[start of Records for this exercise]

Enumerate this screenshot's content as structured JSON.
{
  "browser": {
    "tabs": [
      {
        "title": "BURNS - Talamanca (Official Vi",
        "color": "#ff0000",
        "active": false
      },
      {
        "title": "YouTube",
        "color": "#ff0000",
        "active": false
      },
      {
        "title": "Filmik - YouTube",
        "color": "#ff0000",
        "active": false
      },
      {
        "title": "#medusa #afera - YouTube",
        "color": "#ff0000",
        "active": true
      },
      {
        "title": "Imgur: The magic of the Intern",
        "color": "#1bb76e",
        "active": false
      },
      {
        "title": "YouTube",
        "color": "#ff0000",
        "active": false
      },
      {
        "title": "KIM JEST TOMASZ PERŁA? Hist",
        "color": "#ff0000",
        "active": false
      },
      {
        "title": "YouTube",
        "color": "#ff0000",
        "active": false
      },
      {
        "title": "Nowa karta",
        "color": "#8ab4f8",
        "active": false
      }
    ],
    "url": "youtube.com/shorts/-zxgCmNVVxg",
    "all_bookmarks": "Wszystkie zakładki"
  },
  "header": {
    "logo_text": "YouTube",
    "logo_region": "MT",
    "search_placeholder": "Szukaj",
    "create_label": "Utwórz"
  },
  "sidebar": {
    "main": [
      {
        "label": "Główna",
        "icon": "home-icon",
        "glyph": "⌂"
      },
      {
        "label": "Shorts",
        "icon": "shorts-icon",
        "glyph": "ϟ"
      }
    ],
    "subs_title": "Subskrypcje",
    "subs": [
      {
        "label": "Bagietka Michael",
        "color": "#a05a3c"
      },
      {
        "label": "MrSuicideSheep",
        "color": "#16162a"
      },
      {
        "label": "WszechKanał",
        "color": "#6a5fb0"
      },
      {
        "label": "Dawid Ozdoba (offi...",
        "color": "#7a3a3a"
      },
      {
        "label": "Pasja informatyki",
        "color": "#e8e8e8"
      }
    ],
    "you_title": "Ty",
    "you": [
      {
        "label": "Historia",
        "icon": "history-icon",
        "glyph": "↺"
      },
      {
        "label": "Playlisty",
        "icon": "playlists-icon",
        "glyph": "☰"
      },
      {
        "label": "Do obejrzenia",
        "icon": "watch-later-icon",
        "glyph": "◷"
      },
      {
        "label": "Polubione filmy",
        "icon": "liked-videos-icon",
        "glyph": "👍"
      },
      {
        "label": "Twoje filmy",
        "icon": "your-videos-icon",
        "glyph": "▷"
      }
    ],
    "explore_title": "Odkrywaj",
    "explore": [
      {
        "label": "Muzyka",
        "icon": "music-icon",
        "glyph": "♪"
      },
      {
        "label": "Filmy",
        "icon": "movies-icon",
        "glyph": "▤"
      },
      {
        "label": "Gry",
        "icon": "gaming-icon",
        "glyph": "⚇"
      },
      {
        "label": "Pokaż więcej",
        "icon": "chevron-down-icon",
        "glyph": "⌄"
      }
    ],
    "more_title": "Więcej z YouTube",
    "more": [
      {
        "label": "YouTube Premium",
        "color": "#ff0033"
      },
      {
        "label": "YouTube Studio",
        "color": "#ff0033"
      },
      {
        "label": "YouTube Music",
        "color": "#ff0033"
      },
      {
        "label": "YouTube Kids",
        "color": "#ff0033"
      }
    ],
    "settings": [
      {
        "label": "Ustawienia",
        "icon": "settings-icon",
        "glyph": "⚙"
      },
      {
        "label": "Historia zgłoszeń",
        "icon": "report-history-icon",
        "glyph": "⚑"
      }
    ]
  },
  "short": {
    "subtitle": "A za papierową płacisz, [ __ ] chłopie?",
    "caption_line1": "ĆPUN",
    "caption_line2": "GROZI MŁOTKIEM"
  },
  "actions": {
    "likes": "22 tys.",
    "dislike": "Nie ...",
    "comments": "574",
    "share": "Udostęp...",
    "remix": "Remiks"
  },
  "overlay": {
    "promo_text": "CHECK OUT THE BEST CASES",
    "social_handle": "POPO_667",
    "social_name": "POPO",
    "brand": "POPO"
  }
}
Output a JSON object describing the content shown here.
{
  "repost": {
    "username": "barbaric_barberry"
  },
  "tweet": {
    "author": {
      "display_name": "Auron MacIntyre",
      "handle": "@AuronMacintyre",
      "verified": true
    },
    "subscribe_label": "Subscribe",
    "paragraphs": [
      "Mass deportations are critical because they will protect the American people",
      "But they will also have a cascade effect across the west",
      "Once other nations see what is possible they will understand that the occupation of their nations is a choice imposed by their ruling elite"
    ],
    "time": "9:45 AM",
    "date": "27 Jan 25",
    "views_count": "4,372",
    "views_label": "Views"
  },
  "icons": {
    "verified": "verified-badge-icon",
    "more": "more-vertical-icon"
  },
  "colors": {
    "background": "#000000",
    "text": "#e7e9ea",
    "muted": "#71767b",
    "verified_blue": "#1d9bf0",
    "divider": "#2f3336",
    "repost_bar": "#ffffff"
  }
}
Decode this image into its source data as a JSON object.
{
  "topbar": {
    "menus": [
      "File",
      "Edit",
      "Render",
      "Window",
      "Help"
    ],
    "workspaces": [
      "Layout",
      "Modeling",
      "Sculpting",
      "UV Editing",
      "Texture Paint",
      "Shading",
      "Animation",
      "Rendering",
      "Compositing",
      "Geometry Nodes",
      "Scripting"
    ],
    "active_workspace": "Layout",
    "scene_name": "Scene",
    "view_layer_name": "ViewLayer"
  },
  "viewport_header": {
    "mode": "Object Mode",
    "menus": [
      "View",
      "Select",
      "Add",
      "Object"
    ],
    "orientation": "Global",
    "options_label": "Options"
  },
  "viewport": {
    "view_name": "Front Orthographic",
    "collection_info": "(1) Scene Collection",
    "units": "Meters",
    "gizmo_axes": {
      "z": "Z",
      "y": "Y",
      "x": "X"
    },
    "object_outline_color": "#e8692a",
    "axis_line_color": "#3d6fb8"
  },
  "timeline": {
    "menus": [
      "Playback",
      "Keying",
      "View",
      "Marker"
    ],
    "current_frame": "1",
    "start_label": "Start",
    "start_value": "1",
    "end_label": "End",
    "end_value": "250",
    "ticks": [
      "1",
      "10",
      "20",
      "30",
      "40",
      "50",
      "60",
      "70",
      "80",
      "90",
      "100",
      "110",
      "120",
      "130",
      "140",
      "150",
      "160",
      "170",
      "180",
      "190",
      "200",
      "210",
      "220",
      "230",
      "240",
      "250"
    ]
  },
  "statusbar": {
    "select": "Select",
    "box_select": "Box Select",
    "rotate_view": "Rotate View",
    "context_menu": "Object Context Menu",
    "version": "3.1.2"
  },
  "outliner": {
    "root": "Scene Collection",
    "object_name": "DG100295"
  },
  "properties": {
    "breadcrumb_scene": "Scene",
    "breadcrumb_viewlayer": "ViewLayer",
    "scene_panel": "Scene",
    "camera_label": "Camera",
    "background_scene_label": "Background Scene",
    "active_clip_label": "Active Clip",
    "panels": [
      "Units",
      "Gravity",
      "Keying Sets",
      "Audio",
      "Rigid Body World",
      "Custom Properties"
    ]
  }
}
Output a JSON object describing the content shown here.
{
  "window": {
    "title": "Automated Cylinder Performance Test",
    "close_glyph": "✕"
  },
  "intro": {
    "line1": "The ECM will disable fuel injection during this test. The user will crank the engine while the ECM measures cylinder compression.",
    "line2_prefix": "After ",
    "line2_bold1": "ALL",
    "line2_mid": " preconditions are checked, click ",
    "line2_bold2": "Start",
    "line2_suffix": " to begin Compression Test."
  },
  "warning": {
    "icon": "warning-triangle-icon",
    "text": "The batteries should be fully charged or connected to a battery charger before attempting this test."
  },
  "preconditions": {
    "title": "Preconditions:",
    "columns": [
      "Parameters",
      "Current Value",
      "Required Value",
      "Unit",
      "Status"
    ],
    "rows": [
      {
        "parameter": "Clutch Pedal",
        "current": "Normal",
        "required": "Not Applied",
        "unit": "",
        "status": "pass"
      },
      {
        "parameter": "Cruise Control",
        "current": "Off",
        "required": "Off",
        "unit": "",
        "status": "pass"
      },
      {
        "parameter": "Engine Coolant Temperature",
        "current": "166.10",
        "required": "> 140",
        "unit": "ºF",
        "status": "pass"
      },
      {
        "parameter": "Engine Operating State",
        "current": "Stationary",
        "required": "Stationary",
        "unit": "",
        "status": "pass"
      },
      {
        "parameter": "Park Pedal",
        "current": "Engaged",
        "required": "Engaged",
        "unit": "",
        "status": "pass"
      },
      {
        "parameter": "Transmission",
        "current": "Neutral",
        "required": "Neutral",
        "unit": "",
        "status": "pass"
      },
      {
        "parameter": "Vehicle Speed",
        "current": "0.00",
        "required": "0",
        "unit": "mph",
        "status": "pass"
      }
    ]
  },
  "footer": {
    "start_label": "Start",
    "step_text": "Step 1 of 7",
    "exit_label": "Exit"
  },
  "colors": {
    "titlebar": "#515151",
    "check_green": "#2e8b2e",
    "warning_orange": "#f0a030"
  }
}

[end of Records for this exercise]

■ What to produce
Say how many lines above hold the word "Select", giving only the count.

■ Result of this exercise
3